* _Written request_: Can the data below be set down again exactly, line for line?

(Extracted records)
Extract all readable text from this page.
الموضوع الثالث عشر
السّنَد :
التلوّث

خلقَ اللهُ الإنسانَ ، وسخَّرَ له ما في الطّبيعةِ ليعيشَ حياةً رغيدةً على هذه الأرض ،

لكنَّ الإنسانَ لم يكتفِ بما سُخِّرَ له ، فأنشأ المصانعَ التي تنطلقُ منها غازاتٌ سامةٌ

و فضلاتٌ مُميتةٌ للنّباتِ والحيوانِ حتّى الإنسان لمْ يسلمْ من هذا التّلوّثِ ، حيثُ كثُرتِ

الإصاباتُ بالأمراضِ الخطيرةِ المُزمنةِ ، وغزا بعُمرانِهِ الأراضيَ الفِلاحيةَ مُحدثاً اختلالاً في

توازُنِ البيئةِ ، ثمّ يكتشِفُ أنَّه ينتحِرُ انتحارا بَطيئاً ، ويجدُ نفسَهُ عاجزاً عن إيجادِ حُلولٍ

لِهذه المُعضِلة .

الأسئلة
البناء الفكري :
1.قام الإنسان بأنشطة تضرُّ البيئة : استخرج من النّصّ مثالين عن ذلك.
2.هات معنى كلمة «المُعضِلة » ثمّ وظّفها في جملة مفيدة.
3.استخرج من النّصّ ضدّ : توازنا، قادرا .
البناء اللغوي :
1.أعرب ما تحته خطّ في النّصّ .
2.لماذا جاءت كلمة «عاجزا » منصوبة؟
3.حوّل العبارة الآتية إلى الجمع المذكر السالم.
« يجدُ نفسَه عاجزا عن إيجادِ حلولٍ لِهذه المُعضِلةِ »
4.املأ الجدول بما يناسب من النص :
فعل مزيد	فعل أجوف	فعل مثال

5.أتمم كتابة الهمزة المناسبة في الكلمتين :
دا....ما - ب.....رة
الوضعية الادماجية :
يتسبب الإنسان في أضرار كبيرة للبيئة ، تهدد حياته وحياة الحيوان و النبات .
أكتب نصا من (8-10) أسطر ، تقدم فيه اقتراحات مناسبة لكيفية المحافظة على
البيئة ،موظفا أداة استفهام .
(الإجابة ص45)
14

* _The solution_:
Extract all readable text from this page.
الموضوع الثالث عشر
السّنَد :
التلوّث

خلقَ اللهُ الإنسانَ ، وسخَّرَ له ما في الطّبيعةِ ليعيشَ حياةً رغيدةً على هذه الأرض ،

لكنَّ الإنسانَ لم يكتفِ بما سُخِّرَ له ، فأنشأ المصانعَ التي تنطلقُ منها غازاتٌ سامةٌ

و فضلاتٌ مُميتةٌ للنّباتِ والحيوانِ حتّى الإنسان لمْ يسلمْ من هذا التّلوّثِ ، حيثُ كثُرتِ

الإصاباتُ بالأمراضِ الخطيرةِ المُزمنةِ ، وغزا بعُمرانِهِ الأراضيَ الفِلاحيةَ مُحدثاً اختلالاً في

توازُنِ البيئةِ ، ثمّ يكتشِفُ أنَّه ينتحِرُ انتحارا بَطيئاً ، ويجدُ نفسَهُ عاجزاً عن إيجادِ حُلولٍ

لِهذه المُعضِلة .

الأسئلة
البناء الفكري :
1.قام الإنسان بأنشطة تضرُّ البيئة : استخرج من النّصّ مثالين عن ذلك.
2.هات معنى كلمة «المُعضِلة » ثمّ وظّفها في جملة مفيدة.
3.استخرج من النّصّ ضدّ : توازنا، قادرا .
البناء اللغوي :
1.أعرب ما تحته خطّ في النّصّ .
2.لماذا جاءت كلمة «عاجزا » منصوبة؟
3.حوّل العبارة الآتية إلى الجمع المذكر السالم.
« يجدُ نفسَه عاجزا عن إيجادِ حلولٍ لِهذه المُعضِلةِ »
4.املأ الجدول بما يناسب من النص :
فعل مزيد	فعل أجوف	فعل مثال

5.أتمم كتابة الهمزة المناسبة في الكلمتين :
دا....ما - ب.....رة
الوضعية الادماجية :
يتسبب الإنسان في أضرار كبيرة للبيئة ، تهدد حياته وحياة الحيوان و النبات .
أكتب نصا من (8-10) أسطر ، تقدم فيه اقتراحات مناسبة لكيفية المحافظة على
البيئة ،موظفا أداة استفهام .
(الإجابة ص45)
14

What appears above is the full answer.